- _Exercise inputs_:
►

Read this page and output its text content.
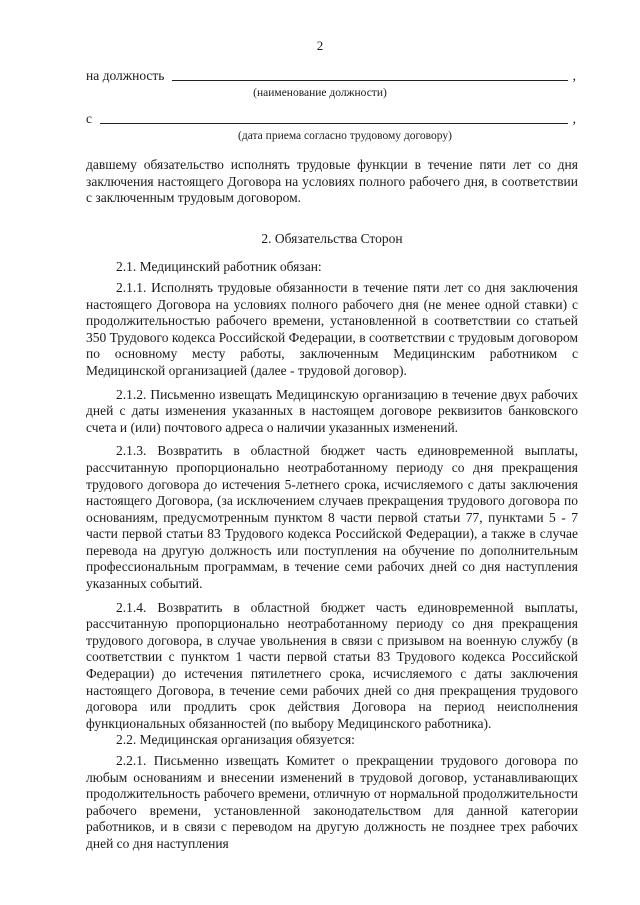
2
на должность	,
(наименование должности)
с	,
(дата приема согласно трудовому договору)

давшему обязательство исполнять трудовые функции в течение пяти лет со дня заключения настоящего Договора на условиях полного рабочего дня, в соответствии с заключенным трудовым договором.

2. Обязательства Сторон

2.1. Медицинский работник обязан:

2.1.1. Исполнять трудовые обязанности в течение пяти лет со дня заключения настоящего Договора на условиях полного рабочего дня (не менее одной ставки) с продолжительностью рабочего времени, установленной в соответствии со статьей 350 Трудового кодекса Российской Федерации, в соответствии с трудовым договором по основному месту работы, заключенным Медицинским работником с Медицинской организацией (далее - трудовой договор).

2.1.2. Письменно извещать Медицинскую организацию в течение двух рабочих дней с даты изменения указанных в настоящем договоре реквизитов банковского счета и (или) почтового адреса о наличии указанных изменений.

2.1.3. Возвратить в областной бюджет часть единовременной выплаты, рассчитанную пропорционально неотработанному периоду со дня прекращения трудового договора до истечения 5-летнего срока, исчисляемого с даты заключения настоящего Договора, (за исключением случаев прекращения трудового договора по основаниям, предусмотренным пунктом 8 части первой статьи 77, пунктами 5 - 7 части первой статьи 83 Трудового кодекса Российской Федерации), а также в случае перевода на другую должность или поступления на обучение по дополнительным профессиональным программам, в течение семи рабочих дней со дня наступления указанных событий.

2.1.4. Возвратить в областной бюджет часть единовременной выплаты, рассчитанную пропорционально неотработанному периоду со дня прекращения трудового договора, в случае увольнения в связи с призывом на военную службу (в соответствии с пунктом 1 части первой статьи 83 Трудового кодекса Российской Федерации) до истечения пятилетнего срока, исчисляемого с даты заключения настоящего Договора, в течение семи рабочих дней со дня прекращения трудового договора или продлить срок действия Договора на период неисполнения функциональных обязанностей (по выбору Медицинского работника).

2.2. Медицинская организация обязуется:

2.2.1. Письменно извещать Комитет о прекращении трудового договора по любым основаниям и внесении изменений в трудовой договор, устанавливающих продолжительность рабочего времени, отличную от нормальной продолжительности рабочего времени, установленной законодательством для данной категории работников, и в связи с переводом на другую должность не позднее трех рабочих дней со дня наступления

◄

- _Work to be completed_: Quote the entries above word for word. Leave the images out.

- _Answer in full_:
Read this page and output its text content.
2
на должность	,
(наименование должности)
с	,
(дата приема согласно трудовому договору)

давшему обязательство исполнять трудовые функции в течение пяти лет со дня заключения настоящего Договора на условиях полного рабочего дня, в соответствии с заключенным трудовым договором.

2. Обязательства Сторон

2.1. Медицинский работник обязан:

2.1.1. Исполнять трудовые обязанности в течение пяти лет со дня заключения настоящего Договора на условиях полного рабочего дня (не менее одной ставки) с продолжительностью рабочего времени, установленной в соответствии со статьей 350 Трудового кодекса Российской Федерации, в соответствии с трудовым договором по основному месту работы, заключенным Медицинским работником с Медицинской организацией (далее - трудовой договор).

2.1.2. Письменно извещать Медицинскую организацию в течение двух рабочих дней с даты изменения указанных в настоящем договоре реквизитов банковского счета и (или) почтового адреса о наличии указанных изменений.

2.1.3. Возвратить в областной бюджет часть единовременной выплаты, рассчитанную пропорционально неотработанному периоду со дня прекращения трудового договора до истечения 5-летнего срока, исчисляемого с даты заключения настоящего Договора, (за исключением случаев прекращения трудового договора по основаниям, предусмотренным пунктом 8 части первой статьи 77, пунктами 5 - 7 части первой статьи 83 Трудового кодекса Российской Федерации), а также в случае перевода на другую должность или поступления на обучение по дополнительным профессиональным программам, в течение семи рабочих дней со дня наступления указанных событий.

2.1.4. Возвратить в областной бюджет часть единовременной выплаты, рассчитанную пропорционально неотработанному периоду со дня прекращения трудового договора, в случае увольнения в связи с призывом на военную службу (в соответствии с пунктом 1 части первой статьи 83 Трудового кодекса Российской Федерации) до истечения пятилетнего срока, исчисляемого с даты заключения настоящего Договора, в течение семи рабочих дней со дня прекращения трудового договора или продлить срок действия Договора на период неисполнения функциональных обязанностей (по выбору Медицинского работника).

2.2. Медицинская организация обязуется:

2.2.1. Письменно извещать Комитет о прекращении трудового договора по любым основаниям и внесении изменений в трудовой договор, устанавливающих продолжительность рабочего времени, отличную от нормальной продолжительности рабочего времени, установленной законодательством для данной категории работников, и в связи с переводом на другую должность не позднее трех рабочих дней со дня наступления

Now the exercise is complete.